# Material for this exercise start
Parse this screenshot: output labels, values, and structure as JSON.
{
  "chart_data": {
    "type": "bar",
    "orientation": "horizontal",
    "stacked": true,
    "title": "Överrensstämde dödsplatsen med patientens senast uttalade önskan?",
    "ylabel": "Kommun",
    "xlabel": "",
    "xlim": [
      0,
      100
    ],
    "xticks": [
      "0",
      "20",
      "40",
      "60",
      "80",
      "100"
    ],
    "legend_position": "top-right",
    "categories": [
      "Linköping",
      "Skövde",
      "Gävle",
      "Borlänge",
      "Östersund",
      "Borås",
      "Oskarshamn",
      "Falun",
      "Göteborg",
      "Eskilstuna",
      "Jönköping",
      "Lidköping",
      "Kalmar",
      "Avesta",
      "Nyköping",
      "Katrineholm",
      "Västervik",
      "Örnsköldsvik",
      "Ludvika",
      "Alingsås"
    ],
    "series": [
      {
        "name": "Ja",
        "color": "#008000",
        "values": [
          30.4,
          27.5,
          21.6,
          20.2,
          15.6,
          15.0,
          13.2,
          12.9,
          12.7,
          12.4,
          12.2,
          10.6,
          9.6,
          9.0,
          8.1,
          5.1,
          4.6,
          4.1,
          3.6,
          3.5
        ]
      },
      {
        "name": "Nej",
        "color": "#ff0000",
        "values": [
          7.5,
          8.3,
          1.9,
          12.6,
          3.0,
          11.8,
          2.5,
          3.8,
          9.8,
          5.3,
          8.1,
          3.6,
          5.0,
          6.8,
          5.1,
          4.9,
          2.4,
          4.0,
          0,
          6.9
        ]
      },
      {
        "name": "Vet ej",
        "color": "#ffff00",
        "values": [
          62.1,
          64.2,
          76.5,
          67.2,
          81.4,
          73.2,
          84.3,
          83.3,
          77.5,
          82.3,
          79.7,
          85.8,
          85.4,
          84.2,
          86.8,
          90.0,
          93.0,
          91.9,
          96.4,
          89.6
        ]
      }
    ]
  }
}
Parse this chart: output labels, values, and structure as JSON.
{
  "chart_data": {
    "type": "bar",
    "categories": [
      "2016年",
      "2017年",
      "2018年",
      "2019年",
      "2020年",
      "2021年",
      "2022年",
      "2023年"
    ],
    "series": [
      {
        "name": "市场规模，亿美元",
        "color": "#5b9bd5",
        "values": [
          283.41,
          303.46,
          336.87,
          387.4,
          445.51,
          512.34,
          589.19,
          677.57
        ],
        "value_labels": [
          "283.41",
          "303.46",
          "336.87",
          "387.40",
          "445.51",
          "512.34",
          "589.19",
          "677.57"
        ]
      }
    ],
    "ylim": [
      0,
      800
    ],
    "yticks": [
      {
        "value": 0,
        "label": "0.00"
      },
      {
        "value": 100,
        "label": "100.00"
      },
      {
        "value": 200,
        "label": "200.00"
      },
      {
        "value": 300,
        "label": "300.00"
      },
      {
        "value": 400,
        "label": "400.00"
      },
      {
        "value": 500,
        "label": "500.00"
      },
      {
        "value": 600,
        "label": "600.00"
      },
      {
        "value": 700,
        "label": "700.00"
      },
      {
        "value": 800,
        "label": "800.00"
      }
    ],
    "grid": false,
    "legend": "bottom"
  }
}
# Material for this exercise end
#### Exercise objective:
Take every line from the records above that has the word "structure" and copy it.

#### Completed task:
Parse this screenshot: output labels, values, and structure as JSON.
Parse this chart: output labels, values, and structure as JSON.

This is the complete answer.